■ GOAL OF THE EXERCISE: Will you write out all the entries below exactly?

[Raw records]

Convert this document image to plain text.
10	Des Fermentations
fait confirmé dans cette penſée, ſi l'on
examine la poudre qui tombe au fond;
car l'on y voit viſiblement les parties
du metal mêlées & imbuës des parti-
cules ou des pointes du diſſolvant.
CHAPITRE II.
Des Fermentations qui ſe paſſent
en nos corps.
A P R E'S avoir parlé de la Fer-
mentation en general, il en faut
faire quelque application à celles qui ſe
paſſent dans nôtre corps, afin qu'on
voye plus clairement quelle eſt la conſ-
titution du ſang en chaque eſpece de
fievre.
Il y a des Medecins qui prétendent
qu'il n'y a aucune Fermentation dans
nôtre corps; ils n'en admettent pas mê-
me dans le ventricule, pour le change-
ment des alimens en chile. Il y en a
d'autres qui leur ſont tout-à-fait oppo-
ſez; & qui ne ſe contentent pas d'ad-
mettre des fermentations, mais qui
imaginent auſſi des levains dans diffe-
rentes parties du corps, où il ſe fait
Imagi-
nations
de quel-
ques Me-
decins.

■ CORRECT RESPONSE:
Convert this document image to plain text.
10	Des Fermentations
fait confirmé dans cette penſée, ſi l'on
examine la poudre qui tombe au fond;
car l'on y voit viſiblement les parties
du metal mêlées & imbuës des parti-
cules ou des pointes du diſſolvant.
CHAPITRE II.
Des Fermentations qui ſe paſſent
en nos corps.
A P R E'S avoir parlé de la Fer-
mentation en general, il en faut
faire quelque application à celles qui ſe
paſſent dans nôtre corps, afin qu'on
voye plus clairement quelle eſt la conſ-
titution du ſang en chaque eſpece de
fievre.
Il y a des Medecins qui prétendent
qu'il n'y a aucune Fermentation dans
nôtre corps; ils n'en admettent pas mê-
me dans le ventricule, pour le change-
ment des alimens en chile. Il y en a
d'autres qui leur ſont tout-à-fait oppo-
ſez; & qui ne ſe contentent pas d'ad-
mettre des fermentations, mais qui
imaginent auſſi des levains dans diffe-
rentes parties du corps, où il ſe fait
Imagi-
nations
de quel-
ques Me-
decins.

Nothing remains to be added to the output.